## start EXTRACTED ENTRIES

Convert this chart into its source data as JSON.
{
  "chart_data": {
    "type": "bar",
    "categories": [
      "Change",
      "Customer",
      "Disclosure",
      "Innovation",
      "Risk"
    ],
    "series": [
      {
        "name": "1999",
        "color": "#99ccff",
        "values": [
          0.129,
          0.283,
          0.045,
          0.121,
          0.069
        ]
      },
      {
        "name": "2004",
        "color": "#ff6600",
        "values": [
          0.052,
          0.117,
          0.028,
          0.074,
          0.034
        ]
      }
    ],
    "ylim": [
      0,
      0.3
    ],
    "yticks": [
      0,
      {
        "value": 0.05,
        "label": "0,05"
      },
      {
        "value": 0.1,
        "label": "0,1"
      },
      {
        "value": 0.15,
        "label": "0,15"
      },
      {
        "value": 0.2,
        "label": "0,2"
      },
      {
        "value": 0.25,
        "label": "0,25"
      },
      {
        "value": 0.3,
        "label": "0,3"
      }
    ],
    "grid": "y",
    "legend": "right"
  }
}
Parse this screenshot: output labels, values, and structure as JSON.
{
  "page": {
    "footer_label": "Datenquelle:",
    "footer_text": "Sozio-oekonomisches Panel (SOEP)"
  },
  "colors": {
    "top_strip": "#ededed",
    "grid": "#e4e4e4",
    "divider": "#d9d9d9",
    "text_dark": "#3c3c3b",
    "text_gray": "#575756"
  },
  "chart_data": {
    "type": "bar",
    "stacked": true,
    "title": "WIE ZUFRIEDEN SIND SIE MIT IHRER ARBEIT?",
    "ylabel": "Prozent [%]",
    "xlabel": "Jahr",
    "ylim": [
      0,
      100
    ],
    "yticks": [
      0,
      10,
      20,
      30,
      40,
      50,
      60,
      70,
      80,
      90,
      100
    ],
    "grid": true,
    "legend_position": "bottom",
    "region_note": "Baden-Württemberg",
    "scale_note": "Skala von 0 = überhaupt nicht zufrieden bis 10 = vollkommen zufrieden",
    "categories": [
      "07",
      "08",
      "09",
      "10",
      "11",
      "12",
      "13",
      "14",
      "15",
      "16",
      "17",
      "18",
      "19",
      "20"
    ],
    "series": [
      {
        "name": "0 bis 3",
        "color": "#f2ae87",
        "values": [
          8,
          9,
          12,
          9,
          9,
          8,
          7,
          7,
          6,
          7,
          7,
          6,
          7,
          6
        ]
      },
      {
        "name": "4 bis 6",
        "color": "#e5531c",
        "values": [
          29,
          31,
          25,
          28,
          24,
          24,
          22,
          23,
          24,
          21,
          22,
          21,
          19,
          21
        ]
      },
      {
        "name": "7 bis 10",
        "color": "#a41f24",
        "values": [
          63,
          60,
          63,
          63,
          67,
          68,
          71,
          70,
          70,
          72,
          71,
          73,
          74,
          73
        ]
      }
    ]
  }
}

## end EXTRACTED ENTRIES

* **REQUIRED TASK**
Return what is listed above, exactly and completely.

* **OUTPUT OF THE EXERCISE**
Convert this chart into its source data as JSON.
{
  "chart_data": {
    "type": "bar",
    "categories": [
      "Change",
      "Customer",
      "Disclosure",
      "Innovation",
      "Risk"
    ],
    "series": [
      {
        "name": "1999",
        "color": "#99ccff",
        "values": [
          0.129,
          0.283,
          0.045,
          0.121,
          0.069
        ]
      },
      {
        "name": "2004",
        "color": "#ff6600",
        "values": [
          0.052,
          0.117,
          0.028,
          0.074,
          0.034
        ]
      }
    ],
    "ylim": [
      0,
      0.3
    ],
    "yticks": [
      0,
      {
        "value": 0.05,
        "label": "0,05"
      },
      {
        "value": 0.1,
        "label": "0,1"
      },
      {
        "value": 0.15,
        "label": "0,15"
      },
      {
        "value": 0.2,
        "label": "0,2"
      },
      {
        "value": 0.25,
        "label": "0,25"
      },
      {
        "value": 0.3,
        "label": "0,3"
      }
    ],
    "grid": "y",
    "legend": "right"
  }
}
Parse this screenshot: output labels, values, and structure as JSON.
{
  "page": {
    "footer_label": "Datenquelle:",
    "footer_text": "Sozio-oekonomisches Panel (SOEP)"
  },
  "colors": {
    "top_strip": "#ededed",
    "grid": "#e4e4e4",
    "divider": "#d9d9d9",
    "text_dark": "#3c3c3b",
    "text_gray": "#575756"
  },
  "chart_data": {
    "type": "bar",
    "stacked": true,
    "title": "WIE ZUFRIEDEN SIND SIE MIT IHRER ARBEIT?",
    "ylabel": "Prozent [%]",
    "xlabel": "Jahr",
    "ylim": [
      0,
      100
    ],
    "yticks": [
      0,
      10,
      20,
      30,
      40,
      50,
      60,
      70,
      80,
      90,
      100
    ],
    "grid": true,
    "legend_position": "bottom",
    "region_note": "Baden-Württemberg",
    "scale_note": "Skala von 0 = überhaupt nicht zufrieden bis 10 = vollkommen zufrieden",
    "categories": [
      "07",
      "08",
      "09",
      "10",
      "11",
      "12",
      "13",
      "14",
      "15",
      "16",
      "17",
      "18",
      "19",
      "20"
    ],
    "series": [
      {
        "name": "0 bis 3",
        "color": "#f2ae87",
        "values": [
          8,
          9,
          12,
          9,
          9,
          8,
          7,
          7,
          6,
          7,
          7,
          6,
          7,
          6
        ]
      },
      {
        "name": "4 bis 6",
        "color": "#e5531c",
        "values": [
          29,
          31,
          25,
          28,
          24,
          24,
          22,
          23,
          24,
          21,
          22,
          21,
          19,
          21
        ]
      },
      {
        "name": "7 bis 10",
        "color": "#a41f24",
        "values": [
          63,
          60,
          63,
          63,
          67,
          68,
          71,
          70,
          70,
          72,
          71,
          73,
          74,
          73
        ]
      }
    ]
  }
}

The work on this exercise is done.